Written task: Return the number of lines in which the word "Felice" appears; add nothing else.

##### Records supplied

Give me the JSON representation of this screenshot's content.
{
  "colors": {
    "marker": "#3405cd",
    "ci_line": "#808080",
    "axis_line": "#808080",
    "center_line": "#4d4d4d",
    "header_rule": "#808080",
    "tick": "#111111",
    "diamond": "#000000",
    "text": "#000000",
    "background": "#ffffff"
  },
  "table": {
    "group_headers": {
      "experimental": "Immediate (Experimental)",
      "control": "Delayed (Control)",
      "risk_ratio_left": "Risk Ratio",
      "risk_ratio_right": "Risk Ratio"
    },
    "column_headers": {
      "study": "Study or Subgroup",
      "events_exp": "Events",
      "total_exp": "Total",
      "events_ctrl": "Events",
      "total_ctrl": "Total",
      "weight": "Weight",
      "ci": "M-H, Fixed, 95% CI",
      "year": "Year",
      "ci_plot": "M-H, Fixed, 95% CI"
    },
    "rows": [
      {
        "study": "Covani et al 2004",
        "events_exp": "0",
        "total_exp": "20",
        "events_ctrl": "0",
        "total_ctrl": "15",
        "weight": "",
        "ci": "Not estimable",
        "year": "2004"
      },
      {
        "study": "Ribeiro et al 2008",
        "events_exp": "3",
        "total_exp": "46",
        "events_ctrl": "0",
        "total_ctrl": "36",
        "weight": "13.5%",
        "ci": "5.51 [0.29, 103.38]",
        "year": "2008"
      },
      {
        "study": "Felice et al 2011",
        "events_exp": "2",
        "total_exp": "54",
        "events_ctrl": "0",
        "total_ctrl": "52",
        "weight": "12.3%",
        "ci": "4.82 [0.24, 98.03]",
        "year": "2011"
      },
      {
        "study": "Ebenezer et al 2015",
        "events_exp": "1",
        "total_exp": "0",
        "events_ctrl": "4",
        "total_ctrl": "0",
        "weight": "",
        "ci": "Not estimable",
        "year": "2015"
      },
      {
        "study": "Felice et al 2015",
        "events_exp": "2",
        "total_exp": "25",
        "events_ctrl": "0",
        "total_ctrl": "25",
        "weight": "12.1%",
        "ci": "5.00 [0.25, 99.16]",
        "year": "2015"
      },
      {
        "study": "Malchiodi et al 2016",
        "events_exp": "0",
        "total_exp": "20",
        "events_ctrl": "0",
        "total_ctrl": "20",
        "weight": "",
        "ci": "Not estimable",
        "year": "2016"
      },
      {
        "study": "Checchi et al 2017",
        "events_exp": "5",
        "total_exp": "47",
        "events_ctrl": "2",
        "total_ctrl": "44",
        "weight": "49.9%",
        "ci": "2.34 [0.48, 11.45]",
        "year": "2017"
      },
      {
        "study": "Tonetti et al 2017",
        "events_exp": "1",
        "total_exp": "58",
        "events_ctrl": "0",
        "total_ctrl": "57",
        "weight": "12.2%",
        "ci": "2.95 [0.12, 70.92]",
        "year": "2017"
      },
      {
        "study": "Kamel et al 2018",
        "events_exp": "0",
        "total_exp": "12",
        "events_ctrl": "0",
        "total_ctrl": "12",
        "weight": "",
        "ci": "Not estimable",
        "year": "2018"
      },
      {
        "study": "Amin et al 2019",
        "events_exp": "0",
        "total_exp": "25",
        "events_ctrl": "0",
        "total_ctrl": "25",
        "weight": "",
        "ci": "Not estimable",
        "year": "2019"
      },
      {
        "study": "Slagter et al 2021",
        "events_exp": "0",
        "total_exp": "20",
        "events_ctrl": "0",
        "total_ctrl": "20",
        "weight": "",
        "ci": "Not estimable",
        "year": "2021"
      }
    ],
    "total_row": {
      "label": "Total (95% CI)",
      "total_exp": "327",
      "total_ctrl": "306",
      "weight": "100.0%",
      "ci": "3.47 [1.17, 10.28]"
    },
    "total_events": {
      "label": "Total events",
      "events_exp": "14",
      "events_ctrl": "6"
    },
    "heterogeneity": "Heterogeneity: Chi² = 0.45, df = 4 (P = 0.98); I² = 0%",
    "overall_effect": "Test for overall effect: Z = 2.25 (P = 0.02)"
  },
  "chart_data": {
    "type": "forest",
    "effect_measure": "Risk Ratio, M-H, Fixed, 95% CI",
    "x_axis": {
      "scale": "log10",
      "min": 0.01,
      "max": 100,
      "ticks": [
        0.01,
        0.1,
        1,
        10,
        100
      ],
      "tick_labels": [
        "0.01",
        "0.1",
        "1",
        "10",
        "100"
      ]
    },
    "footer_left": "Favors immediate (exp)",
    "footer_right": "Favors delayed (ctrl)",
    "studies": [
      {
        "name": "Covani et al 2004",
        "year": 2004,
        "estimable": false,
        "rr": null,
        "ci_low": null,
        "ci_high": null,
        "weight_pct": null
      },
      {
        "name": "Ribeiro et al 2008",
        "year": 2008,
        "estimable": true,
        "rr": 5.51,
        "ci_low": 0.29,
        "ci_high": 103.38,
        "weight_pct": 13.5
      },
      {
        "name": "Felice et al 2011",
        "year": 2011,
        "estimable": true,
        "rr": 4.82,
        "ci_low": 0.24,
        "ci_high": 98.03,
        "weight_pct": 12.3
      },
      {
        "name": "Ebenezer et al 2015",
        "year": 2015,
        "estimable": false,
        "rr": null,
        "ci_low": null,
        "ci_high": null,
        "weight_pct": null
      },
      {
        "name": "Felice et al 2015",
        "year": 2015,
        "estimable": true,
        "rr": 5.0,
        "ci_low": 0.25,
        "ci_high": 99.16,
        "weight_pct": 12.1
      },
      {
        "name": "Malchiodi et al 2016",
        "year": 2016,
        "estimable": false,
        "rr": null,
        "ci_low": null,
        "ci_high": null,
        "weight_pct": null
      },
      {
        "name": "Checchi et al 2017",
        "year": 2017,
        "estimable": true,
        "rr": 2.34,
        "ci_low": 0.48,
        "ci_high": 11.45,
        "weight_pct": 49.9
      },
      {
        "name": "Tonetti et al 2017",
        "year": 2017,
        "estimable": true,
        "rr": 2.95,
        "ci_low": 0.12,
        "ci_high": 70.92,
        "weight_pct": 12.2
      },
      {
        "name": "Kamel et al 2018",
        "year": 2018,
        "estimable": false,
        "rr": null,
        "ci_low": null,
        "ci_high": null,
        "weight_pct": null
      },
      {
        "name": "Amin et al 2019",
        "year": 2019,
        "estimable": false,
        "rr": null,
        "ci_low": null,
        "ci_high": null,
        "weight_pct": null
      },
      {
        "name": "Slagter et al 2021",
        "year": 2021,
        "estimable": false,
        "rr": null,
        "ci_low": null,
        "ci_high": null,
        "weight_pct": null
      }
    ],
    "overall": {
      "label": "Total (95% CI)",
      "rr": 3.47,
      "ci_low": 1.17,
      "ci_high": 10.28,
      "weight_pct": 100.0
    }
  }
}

##########

Reply: 4